=== Text shown ===
▬▬▬▬▬▬▬▬▬▬

STATEMENT OF HON. THOMAS E. PETRI, A REPRESENTATIVE IN CONGRESS FROM THE STATE OF WISCONSIN

Mr. PETRI. Thank you, Mr. Chairman. I would like to thank you very much for the opportunity to testify here today.

As you know, for the past three Congresses I have coauthored legislation with Mr. Goodling directing the Census Bureau to exclude illegal aliens from the census figures for apportionment purposes. This legislation would provide fair and equal representation for the legal residents of this country. Now that the other body has passed similar legislation, it is high time for the House to consider this issue.

As Mr. Goodling has said, in the 1980 census an estimated 2.06 million illegal aliens were counted. The House is limited to 435 seats. In 1980, the counting of illegals caused California to gain one seat and New York to keep one seat that it would otherwise have lost. The Congressional Research Service has estimated the growth of the illegal alien population in the United States since 1980 and has concluded that the 1990 census and reapportionment will once again cause shifting of districts. As a result, some States will gain at the expense of others. I believe that the basic right of equal representation is violated when voters in States with large numbers of illegal aliens have a greater voice than voters in other States in choosing representatives in Congress.

It seems to me that the main question about our bill concerns its constitutionality. It has been argued that the Constitution, as amended by the 14th amendment, requires all persons to be counted in the Census and that excluding illegal aliens is therefore unconstitutional. But the fact is that when the Founding Fathers drafted the apportionment requirements there was no such thing as an illegal alien. And moreover, all persons have not always been counted or counted equally. For example, we have excluded foreign diplomats, though they are clearly persons. We have also excluded invading armies and Indians untaxed. In fact, this issue has been argued both ways.

I don't pretend to be a scholar in this area, but I do cite in my statement a statement by Professor John T. Noonan of the University of California, in Berkeley, who concludes that in fact the compelling constitutional argument is that equal representation is paramount over counting all persons and that our statute in fact would be more in line with the Constitution than the current practice. So it seems to me that in the face of the constitutional arguments both ways we in the Congress ought to do what we think is right and then let the Supreme Court rule on it. Let's do our job, and let the Supreme Court do its job.

By the way, this issue is independent of the Supreme Court decision that undocumented aliens are entitled to certain rights and benefits in this country. I am not arguing that the allocation of Federal funds should be changed. I am calling for a change in the

way the census counts only for apportionment purposes, and I believe the laws governing the funding for programs can be specified as the Congress wishes. Clearly the funding of Federal programs is not the issue here.

Various methods have been suggested to successfully keep illegal aliens from the census count for reapportionment. Our bill leaves it to the Secretary of Commerce to determine the most appropriate method. I don't think we should get into that level of detail in legislation. But it is hard to believe that the Secretary will be unable to come up with any methods at all.

▬▬▬▬▬▬▬▬▬▬

=== Given problem A ===
Condense the paragraph of the census apportionment testimony that begins "As Mr. Goodling has said" into a bulleted list that keeps its main facts.
The testimony above and the listing that follows are unrelated to each other.

▬▬▬▬▬▬▬▬▬▬

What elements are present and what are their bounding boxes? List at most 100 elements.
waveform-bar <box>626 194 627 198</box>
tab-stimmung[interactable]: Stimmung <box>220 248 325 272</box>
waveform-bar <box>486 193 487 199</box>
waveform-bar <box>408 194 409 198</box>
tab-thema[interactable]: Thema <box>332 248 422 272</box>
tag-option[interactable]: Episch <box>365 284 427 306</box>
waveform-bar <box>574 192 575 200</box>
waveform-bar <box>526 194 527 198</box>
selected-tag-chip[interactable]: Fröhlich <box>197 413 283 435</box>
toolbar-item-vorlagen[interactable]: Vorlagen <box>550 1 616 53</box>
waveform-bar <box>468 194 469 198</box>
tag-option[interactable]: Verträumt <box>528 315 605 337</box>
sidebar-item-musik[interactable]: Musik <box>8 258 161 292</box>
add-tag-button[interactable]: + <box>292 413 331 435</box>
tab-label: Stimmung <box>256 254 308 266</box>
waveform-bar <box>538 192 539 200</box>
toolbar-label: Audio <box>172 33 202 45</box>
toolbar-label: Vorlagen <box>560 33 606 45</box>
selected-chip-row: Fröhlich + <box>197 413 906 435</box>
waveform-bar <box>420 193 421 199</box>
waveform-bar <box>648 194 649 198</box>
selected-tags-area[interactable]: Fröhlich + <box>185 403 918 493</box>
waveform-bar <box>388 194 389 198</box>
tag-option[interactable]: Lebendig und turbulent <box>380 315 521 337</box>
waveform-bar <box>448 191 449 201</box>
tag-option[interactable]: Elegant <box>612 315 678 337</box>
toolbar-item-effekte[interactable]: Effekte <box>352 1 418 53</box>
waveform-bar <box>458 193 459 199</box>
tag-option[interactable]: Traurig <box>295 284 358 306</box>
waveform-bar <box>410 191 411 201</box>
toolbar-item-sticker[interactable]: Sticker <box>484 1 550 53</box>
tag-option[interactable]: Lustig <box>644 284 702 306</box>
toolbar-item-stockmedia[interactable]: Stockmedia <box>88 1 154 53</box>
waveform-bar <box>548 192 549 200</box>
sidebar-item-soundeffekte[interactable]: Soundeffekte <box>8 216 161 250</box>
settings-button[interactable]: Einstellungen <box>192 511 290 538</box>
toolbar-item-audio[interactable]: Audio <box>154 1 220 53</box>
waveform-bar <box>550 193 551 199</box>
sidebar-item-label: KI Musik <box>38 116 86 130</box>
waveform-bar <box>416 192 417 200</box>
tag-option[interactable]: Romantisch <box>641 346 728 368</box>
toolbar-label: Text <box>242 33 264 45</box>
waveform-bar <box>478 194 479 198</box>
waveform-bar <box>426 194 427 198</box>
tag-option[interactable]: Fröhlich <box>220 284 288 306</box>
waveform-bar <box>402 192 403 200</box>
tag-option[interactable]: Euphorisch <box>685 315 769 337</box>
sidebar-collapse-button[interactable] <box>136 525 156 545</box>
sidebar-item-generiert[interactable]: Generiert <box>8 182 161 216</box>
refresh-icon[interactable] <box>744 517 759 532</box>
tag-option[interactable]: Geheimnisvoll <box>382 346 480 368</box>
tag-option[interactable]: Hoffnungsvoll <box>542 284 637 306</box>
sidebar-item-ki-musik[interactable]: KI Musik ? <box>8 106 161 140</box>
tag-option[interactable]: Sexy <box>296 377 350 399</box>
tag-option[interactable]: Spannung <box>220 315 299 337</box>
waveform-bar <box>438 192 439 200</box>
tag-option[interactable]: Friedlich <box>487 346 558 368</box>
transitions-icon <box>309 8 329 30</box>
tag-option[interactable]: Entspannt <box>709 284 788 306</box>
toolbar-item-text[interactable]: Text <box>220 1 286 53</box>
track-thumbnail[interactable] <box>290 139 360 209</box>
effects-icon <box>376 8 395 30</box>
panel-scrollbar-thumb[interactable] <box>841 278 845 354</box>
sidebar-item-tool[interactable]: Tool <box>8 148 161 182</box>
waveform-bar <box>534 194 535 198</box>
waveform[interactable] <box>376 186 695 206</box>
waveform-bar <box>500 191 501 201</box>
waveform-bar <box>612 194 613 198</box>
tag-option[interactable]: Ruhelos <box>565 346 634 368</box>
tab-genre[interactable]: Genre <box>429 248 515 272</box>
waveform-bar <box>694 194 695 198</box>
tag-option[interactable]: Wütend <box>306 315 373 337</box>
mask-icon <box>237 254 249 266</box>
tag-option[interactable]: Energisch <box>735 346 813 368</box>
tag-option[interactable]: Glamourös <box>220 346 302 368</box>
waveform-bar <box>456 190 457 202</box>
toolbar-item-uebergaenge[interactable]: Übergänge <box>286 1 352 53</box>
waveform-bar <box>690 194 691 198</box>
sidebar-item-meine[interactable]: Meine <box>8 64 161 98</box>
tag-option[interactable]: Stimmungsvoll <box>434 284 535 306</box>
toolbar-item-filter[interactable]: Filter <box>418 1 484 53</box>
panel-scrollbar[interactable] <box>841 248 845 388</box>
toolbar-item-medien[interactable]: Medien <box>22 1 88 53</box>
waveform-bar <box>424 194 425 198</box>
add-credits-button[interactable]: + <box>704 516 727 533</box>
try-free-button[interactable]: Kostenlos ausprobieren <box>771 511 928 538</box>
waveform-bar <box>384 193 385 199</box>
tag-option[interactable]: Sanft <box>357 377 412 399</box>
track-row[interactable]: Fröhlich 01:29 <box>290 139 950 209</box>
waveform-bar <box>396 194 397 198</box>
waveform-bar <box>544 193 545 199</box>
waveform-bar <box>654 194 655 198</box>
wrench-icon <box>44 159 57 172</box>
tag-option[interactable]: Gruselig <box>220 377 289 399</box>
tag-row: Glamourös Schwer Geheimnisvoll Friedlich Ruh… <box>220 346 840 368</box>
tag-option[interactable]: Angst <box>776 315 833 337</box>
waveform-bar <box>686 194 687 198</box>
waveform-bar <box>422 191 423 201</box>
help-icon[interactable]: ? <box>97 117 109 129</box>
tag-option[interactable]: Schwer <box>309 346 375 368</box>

▬▬▬▬▬▬▬▬▬▬

=== Given problem B ===
In the listing, take the lines from its start through the line holding "tab-thema[interactable]: Thema <box>332", inclusive, and rename "waveform-bar" to "audio-bar". Return only those lines, with everything else unchanged.

=== Correct result A ===
- The 1980 census counted an estimated 2.06 million illegal aliens.
- The House is limited to 435 seats.
- In 1980, counting illegal aliens let California gain one seat and let New York keep a seat it would otherwise have lost.
- The Congressional Research Service estimated the growth of the illegal alien population since 1980 and concluded that the 1990 census and reapportionment will again shift districts, so some States will gain at others' expense.
- The speaker believes equal representation is violated when voters in States with many illegal aliens have a greater voice in choosing representatives in Congress.

=== Correct result B ===
What elements are present and what are their bounding boxes? List at most 100 elements.
audio-bar <box>626 194 627 198</box>
tab-stimmung[interactable]: Stimmung <box>220 248 325 272</box>
audio-bar <box>486 193 487 199</box>
audio-bar <box>408 194 409 198</box>
tab-thema[interactable]: Thema <box>332 248 422 272</box>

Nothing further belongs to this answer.